# Supplied material

⟨

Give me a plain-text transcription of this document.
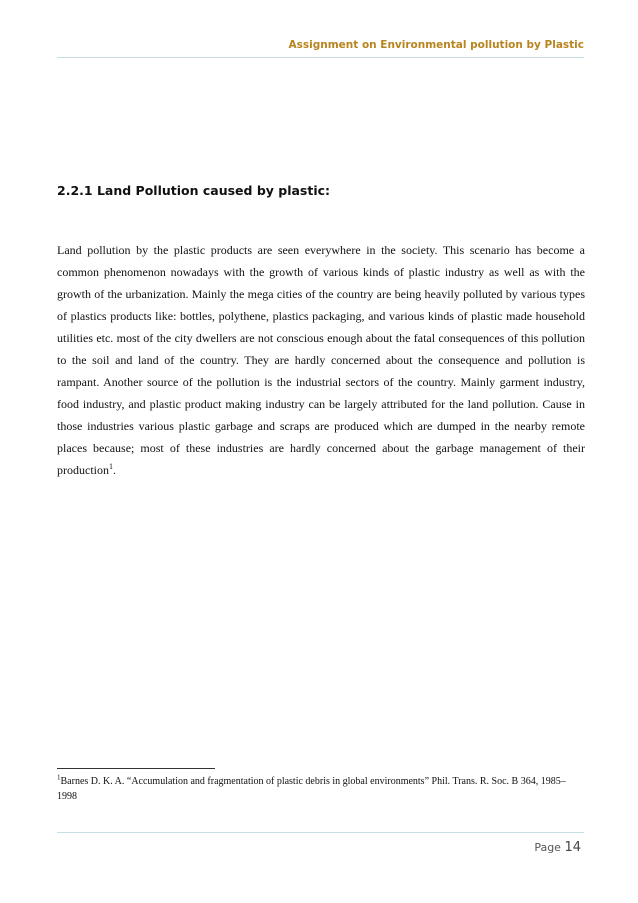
Assignment on Environmental pollution by Plastic
2.2.1 Land Pollution caused by plastic:

Land pollution by the plastic products are seen everywhere in the society. This scenario has become a common phenomenon nowadays with the growth of various kinds of plastic industry as well as with the growth of the urbanization. Mainly the mega cities of the country are being heavily polluted by various types of plastics products like: bottles, polythene, plastics packaging, and various kinds of plastic made household utilities etc. most of the city dwellers are not conscious enough about the fatal consequences of this pollution to the soil and land of the country. They are hardly concerned about the consequence and pollution is rampant. Another source of the pollution is the industrial sectors of the country. Mainly garment industry, food industry, and plastic product making industry can be largely attributed for the land pollution. Cause in those industries various plastic garbage and scraps are produced which are dumped in the nearby remote places because; most of these industries are hardly concerned about the garbage management of their production$^1$.

$^1$Barnes D. K. A. “Accumulation and fragmentation of plastic debris in global environments” Phil. Trans. R. Soc. B 364, 1985–1998

Page 14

⟩

# Task description
Report the number of lines above containing the word "Land", with no other text.

# Written response
2